### Excerpted data
....

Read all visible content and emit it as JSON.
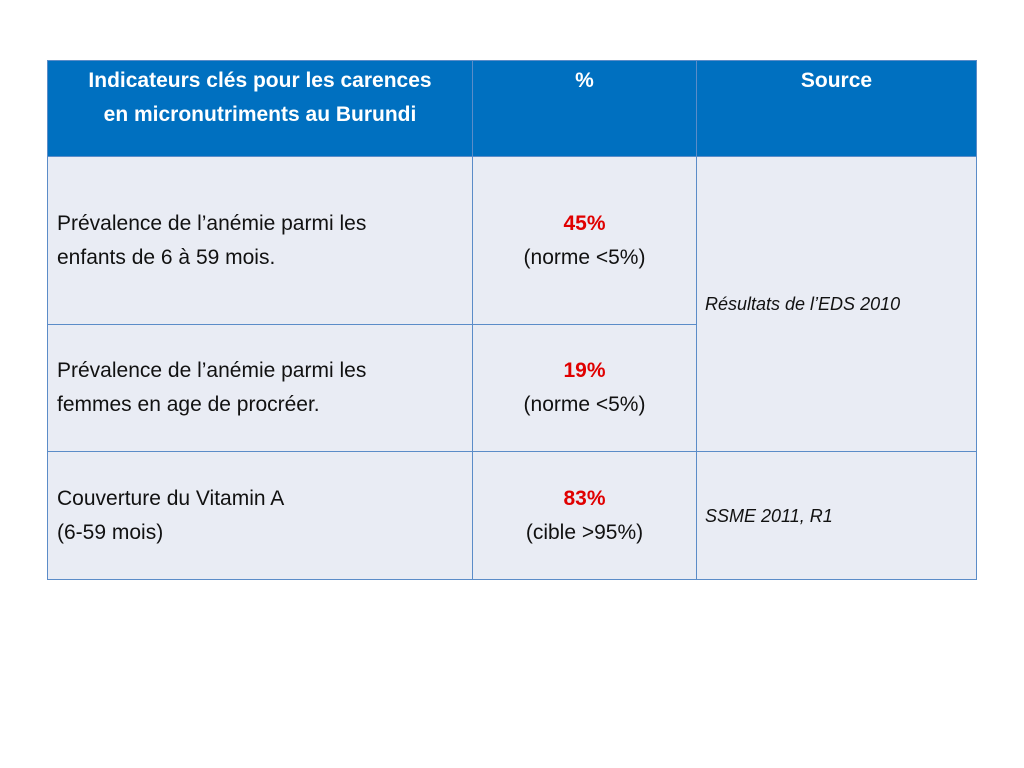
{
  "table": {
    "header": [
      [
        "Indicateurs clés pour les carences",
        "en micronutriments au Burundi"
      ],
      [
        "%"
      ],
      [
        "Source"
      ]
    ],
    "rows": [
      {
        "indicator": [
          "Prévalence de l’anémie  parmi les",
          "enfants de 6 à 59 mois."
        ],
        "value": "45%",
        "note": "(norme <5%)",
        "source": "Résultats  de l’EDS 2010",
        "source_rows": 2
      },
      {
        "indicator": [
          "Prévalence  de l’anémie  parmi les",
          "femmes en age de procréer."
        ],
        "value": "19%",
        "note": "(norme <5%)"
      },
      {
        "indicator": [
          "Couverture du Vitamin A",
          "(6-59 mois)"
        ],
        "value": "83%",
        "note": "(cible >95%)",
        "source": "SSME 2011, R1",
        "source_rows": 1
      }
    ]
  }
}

....

### Written problem
From the material above, copy everything exactly but the pictures.

### Task solution
Read all visible content and emit it as JSON.
{
  "table": {
    "header": [
      [
        "Indicateurs clés pour les carences",
        "en micronutriments au Burundi"
      ],
      [
        "%"
      ],
      [
        "Source"
      ]
    ],
    "rows": [
      {
        "indicator": [
          "Prévalence de l’anémie  parmi les",
          "enfants de 6 à 59 mois."
        ],
        "value": "45%",
        "note": "(norme <5%)",
        "source": "Résultats  de l’EDS 2010",
        "source_rows": 2
      },
      {
        "indicator": [
          "Prévalence  de l’anémie  parmi les",
          "femmes en age de procréer."
        ],
        "value": "19%",
        "note": "(norme <5%)"
      },
      {
        "indicator": [
          "Couverture du Vitamin A",
          "(6-59 mois)"
        ],
        "value": "83%",
        "note": "(cible >95%)",
        "source": "SSME 2011, R1",
        "source_rows": 1
      }
    ]
  }
}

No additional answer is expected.